> **Available data**:
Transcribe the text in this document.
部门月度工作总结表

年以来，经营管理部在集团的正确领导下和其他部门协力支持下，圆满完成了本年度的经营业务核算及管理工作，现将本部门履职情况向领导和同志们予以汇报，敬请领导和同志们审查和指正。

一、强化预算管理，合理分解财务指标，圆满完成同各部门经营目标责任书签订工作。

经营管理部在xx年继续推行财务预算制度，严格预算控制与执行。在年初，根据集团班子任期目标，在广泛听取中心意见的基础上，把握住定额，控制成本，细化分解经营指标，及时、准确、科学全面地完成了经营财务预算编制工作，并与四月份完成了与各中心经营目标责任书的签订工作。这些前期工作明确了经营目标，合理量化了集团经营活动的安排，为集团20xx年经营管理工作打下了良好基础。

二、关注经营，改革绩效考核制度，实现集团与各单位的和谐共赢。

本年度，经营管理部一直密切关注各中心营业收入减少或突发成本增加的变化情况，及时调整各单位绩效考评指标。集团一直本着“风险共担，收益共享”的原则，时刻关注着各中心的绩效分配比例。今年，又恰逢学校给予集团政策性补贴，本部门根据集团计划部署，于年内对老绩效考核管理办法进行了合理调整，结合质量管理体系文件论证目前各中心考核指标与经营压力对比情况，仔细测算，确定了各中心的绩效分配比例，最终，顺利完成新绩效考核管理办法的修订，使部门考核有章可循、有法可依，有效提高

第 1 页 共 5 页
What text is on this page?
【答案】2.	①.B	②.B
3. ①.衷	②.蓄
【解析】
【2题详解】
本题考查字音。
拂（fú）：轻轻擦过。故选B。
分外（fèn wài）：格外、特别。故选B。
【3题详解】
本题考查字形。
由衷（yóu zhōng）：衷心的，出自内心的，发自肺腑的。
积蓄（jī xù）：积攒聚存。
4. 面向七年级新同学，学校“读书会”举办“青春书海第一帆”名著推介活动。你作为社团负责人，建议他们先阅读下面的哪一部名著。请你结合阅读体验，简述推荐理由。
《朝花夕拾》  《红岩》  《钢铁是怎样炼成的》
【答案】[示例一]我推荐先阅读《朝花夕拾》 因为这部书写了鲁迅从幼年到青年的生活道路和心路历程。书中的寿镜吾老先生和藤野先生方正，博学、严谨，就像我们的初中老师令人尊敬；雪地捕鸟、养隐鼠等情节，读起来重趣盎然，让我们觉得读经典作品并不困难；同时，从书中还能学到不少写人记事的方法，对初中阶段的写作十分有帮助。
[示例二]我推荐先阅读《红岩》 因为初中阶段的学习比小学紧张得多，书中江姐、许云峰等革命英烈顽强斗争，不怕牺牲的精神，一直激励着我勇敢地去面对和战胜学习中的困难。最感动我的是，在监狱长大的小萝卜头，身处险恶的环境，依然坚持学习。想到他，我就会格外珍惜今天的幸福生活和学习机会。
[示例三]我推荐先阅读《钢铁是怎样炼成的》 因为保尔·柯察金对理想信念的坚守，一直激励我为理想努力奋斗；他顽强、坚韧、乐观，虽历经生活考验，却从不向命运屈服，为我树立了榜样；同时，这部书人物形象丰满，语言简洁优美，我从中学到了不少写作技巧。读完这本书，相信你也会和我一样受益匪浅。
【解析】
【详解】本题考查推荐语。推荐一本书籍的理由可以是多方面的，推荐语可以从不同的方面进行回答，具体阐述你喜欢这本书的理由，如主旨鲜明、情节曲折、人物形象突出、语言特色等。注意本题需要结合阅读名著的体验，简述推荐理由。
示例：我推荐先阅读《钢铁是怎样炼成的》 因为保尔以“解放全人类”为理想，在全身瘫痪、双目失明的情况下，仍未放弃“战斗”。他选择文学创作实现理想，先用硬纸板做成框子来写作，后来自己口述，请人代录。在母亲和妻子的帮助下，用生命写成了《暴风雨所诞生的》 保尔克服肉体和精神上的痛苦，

> **Task details**:
Count each line above in which the string "this" appears, then state only the total.

> **Full response**:
2